DATA FOR THIS EXERCISE:
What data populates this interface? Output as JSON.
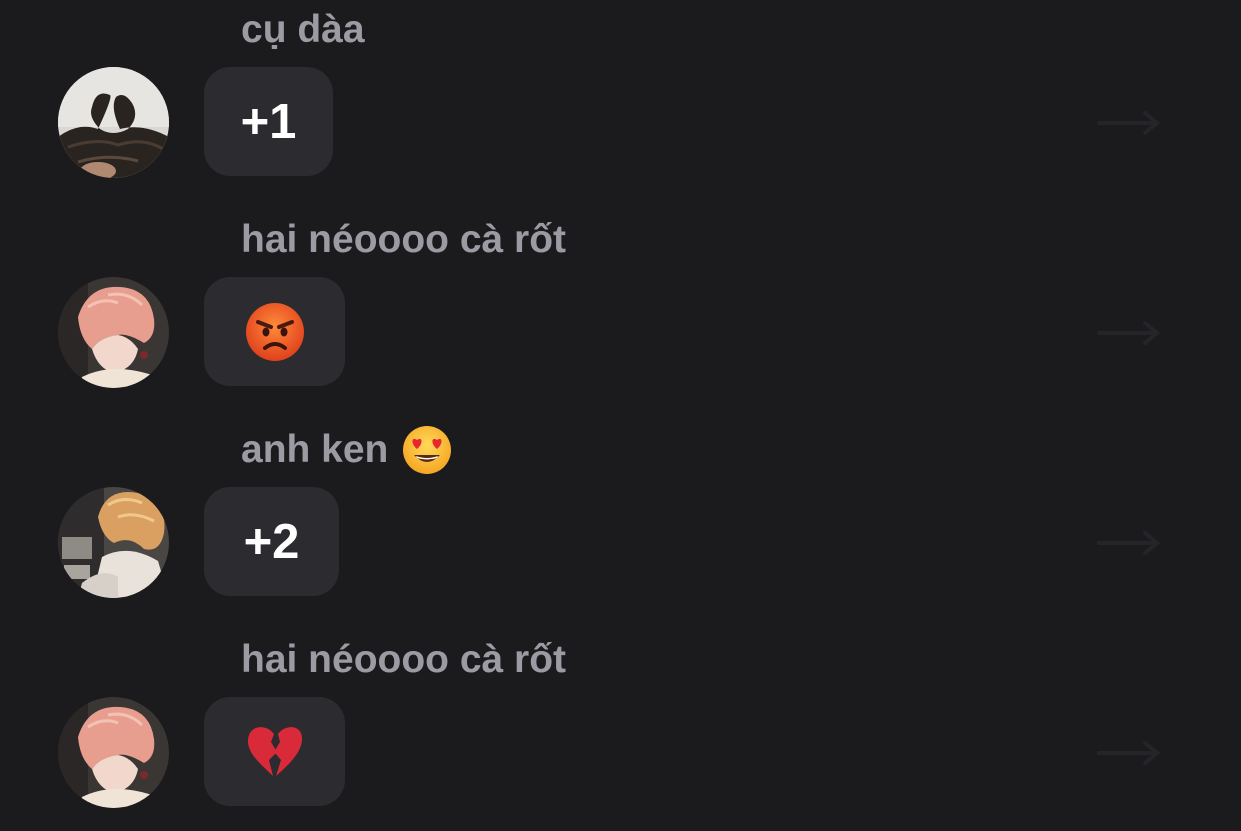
{
  "messages": [
    {
      "sender": "cụ dàa",
      "sender_emoji": "",
      "avatar": "heart-hair-avatar",
      "content": "+1",
      "content_type": "text"
    },
    {
      "sender": "hai néoooo cà rốt",
      "sender_emoji": "",
      "avatar": "pink-hair-avatar",
      "content": "",
      "content_type": "emoji",
      "emoji": "angry-face"
    },
    {
      "sender": "anh ken",
      "sender_emoji": "heart-eyes-face",
      "avatar": "curly-hair-avatar",
      "content": "+2",
      "content_type": "text"
    },
    {
      "sender": "hai néoooo cà rốt",
      "sender_emoji": "",
      "avatar": "pink-hair-avatar",
      "content": "",
      "content_type": "emoji",
      "emoji": "broken-heart"
    }
  ],
  "colors": {
    "background": "#1b1a1d",
    "bubble": "#2c2b2f",
    "sender_name": "#9c9aa2",
    "message_text": "#ffffff"
  }
}
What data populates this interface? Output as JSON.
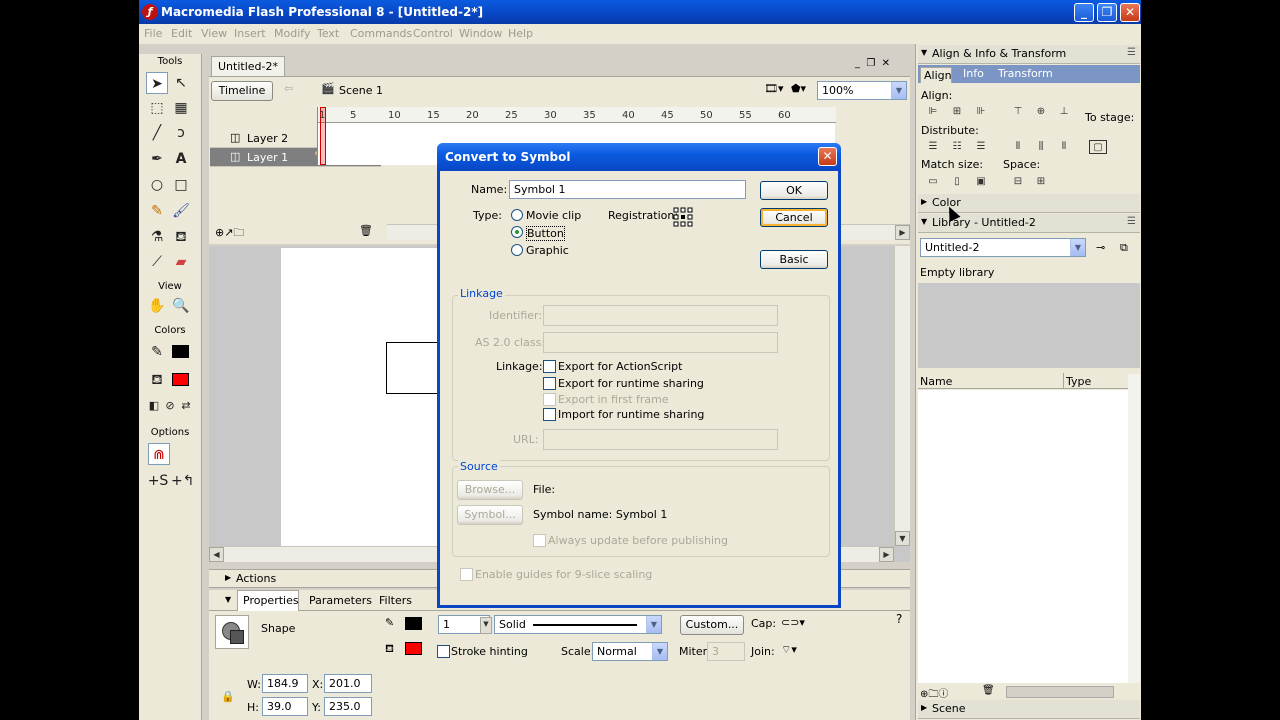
{
  "window": {
    "title": "Macromedia Flash Professional 8 - [Untitled-2*]",
    "min": "_",
    "max": "❐",
    "close": "✕"
  },
  "menu": [
    "File",
    "Edit",
    "View",
    "Insert",
    "Modify",
    "Text",
    "Commands",
    "Control",
    "Window",
    "Help"
  ],
  "tools": {
    "header": "Tools",
    "view_header": "View",
    "colors_header": "Colors",
    "options_header": "Options"
  },
  "document": {
    "tab": "Untitled-2*",
    "timeline_btn": "Timeline",
    "scene": "Scene 1",
    "zoom": "100%"
  },
  "timeline": {
    "layers": [
      "Layer 2",
      "Layer 1"
    ],
    "ruler": [
      "1",
      "5",
      "10",
      "15",
      "20",
      "25",
      "30",
      "35",
      "40",
      "45",
      "50",
      "55",
      "60"
    ]
  },
  "panels": {
    "actions": "Actions",
    "props_tabs": [
      "Properties",
      "Parameters",
      "Filters"
    ],
    "shape_label": "Shape",
    "stroke_width": "1",
    "stroke_style": "Solid",
    "custom_btn": "Custom...",
    "cap_label": "Cap:",
    "stroke_hinting": "Stroke hinting",
    "scale_label": "Scale:",
    "scale_value": "Normal",
    "miter_label": "Miter:",
    "miter_value": "3",
    "join_label": "Join:",
    "w_label": "W:",
    "w": "184.9",
    "x_label": "X:",
    "x": "201.0",
    "h_label": "H:",
    "h": "39.0",
    "y_label": "Y:",
    "y": "235.0"
  },
  "right": {
    "align_header": "Align & Info & Transform",
    "align_tabs": [
      "Align",
      "Info",
      "Transform"
    ],
    "align_label": "Align:",
    "distribute_label": "Distribute:",
    "match_label": "Match size:",
    "space_label": "Space:",
    "to_stage": "To stage:",
    "color_header": "Color",
    "library_header": "Library - Untitled-2",
    "library_select": "Untitled-2",
    "empty": "Empty library",
    "col_name": "Name",
    "col_type": "Type",
    "scene_header": "Scene"
  },
  "dialog": {
    "title": "Convert to Symbol",
    "name_label": "Name:",
    "name_value": "Symbol 1",
    "type_label": "Type:",
    "types": [
      "Movie clip",
      "Button",
      "Graphic"
    ],
    "registration_label": "Registration:",
    "ok": "OK",
    "cancel": "Cancel",
    "basic": "Basic",
    "linkage_group": "Linkage",
    "identifier_label": "Identifier:",
    "as2_label": "AS 2.0 class:",
    "linkage_label": "Linkage:",
    "linkage_opts": [
      "Export for ActionScript",
      "Export for runtime sharing",
      "Export in first frame",
      "Import for runtime sharing"
    ],
    "url_label": "URL:",
    "source_group": "Source",
    "browse_btn": "Browse...",
    "file_label": "File:",
    "symbol_btn": "Symbol...",
    "symbol_name": "Symbol name: Symbol 1",
    "always_update": "Always update before publishing",
    "guides": "Enable guides for 9-slice scaling"
  },
  "colors": {
    "stroke": "#000000",
    "fill": "#ff0000",
    "layer2": "#9933cc",
    "layer1": "#33cc33"
  }
}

EXERCISE DIRECTIONS:
Set down the material exactly, every line of it, except for the pictures.

COMPLETE RESPONSE:
What data populates this interface? Output as JSON.
{
  "messages": [
    {
      "sender": "cụ dàa",
      "sender_emoji": "",
      "avatar": "heart-hair-avatar",
      "content": "+1",
      "content_type": "text"
    },
    {
      "sender": "hai néoooo cà rốt",
      "sender_emoji": "",
      "avatar": "pink-hair-avatar",
      "content": "",
      "content_type": "emoji",
      "emoji": "angry-face"
    },
    {
      "sender": "anh ken",
      "sender_emoji": "heart-eyes-face",
      "avatar": "curly-hair-avatar",
      "content": "+2",
      "content_type": "text"
    },
    {
      "sender": "hai néoooo cà rốt",
      "sender_emoji": "",
      "avatar": "pink-hair-avatar",
      "content": "",
      "content_type": "emoji",
      "emoji": "broken-heart"
    }
  ],
  "colors": {
    "background": "#1b1a1d",
    "bubble": "#2c2b2f",
    "sender_name": "#9c9aa2",
    "message_text": "#ffffff"
  }
}
What data populates this interface? Output as JSON.
{
  "window": {
    "title": "Macromedia Flash Professional 8 - [Untitled-2*]",
    "min": "_",
    "max": "❐",
    "close": "✕"
  },
  "menu": [
    "File",
    "Edit",
    "View",
    "Insert",
    "Modify",
    "Text",
    "Commands",
    "Control",
    "Window",
    "Help"
  ],
  "tools": {
    "header": "Tools",
    "view_header": "View",
    "colors_header": "Colors",
    "options_header": "Options"
  },
  "document": {
    "tab": "Untitled-2*",
    "timeline_btn": "Timeline",
    "scene": "Scene 1",
    "zoom": "100%"
  },
  "timeline": {
    "layers": [
      "Layer 2",
      "Layer 1"
    ],
    "ruler": [
      "1",
      "5",
      "10",
      "15",
      "20",
      "25",
      "30",
      "35",
      "40",
      "45",
      "50",
      "55",
      "60"
    ]
  },
  "panels": {
    "actions": "Actions",
    "props_tabs": [
      "Properties",
      "Parameters",
      "Filters"
    ],
    "shape_label": "Shape",
    "stroke_width": "1",
    "stroke_style": "Solid",
    "custom_btn": "Custom...",
    "cap_label": "Cap:",
    "stroke_hinting": "Stroke hinting",
    "scale_label": "Scale:",
    "scale_value": "Normal",
    "miter_label": "Miter:",
    "miter_value": "3",
    "join_label": "Join:",
    "w_label": "W:",
    "w": "184.9",
    "x_label": "X:",
    "x": "201.0",
    "h_label": "H:",
    "h": "39.0",
    "y_label": "Y:",
    "y": "235.0"
  },
  "right": {
    "align_header": "Align & Info & Transform",
    "align_tabs": [
      "Align",
      "Info",
      "Transform"
    ],
    "align_label": "Align:",
    "distribute_label": "Distribute:",
    "match_label": "Match size:",
    "space_label": "Space:",
    "to_stage": "To stage:",
    "color_header": "Color",
    "library_header": "Library - Untitled-2",
    "library_select": "Untitled-2",
    "empty": "Empty library",
    "col_name": "Name",
    "col_type": "Type",
    "scene_header": "Scene"
  },
  "dialog": {
    "title": "Convert to Symbol",
    "name_label": "Name:",
    "name_value": "Symbol 1",
    "type_label": "Type:",
    "types": [
      "Movie clip",
      "Button",
      "Graphic"
    ],
    "registration_label": "Registration:",
    "ok": "OK",
    "cancel": "Cancel",
    "basic": "Basic",
    "linkage_group": "Linkage",
    "identifier_label": "Identifier:",
    "as2_label": "AS 2.0 class:",
    "linkage_label": "Linkage:",
    "linkage_opts": [
      "Export for ActionScript",
      "Export for runtime sharing",
      "Export in first frame",
      "Import for runtime sharing"
    ],
    "url_label": "URL:",
    "source_group": "Source",
    "browse_btn": "Browse...",
    "file_label": "File:",
    "symbol_btn": "Symbol...",
    "symbol_name": "Symbol name: Symbol 1",
    "always_update": "Always update before publishing",
    "guides": "Enable guides for 9-slice scaling"
  },
  "colors": {
    "stroke": "#000000",
    "fill": "#ff0000",
    "layer2": "#9933cc",
    "layer1": "#33cc33"
  }
}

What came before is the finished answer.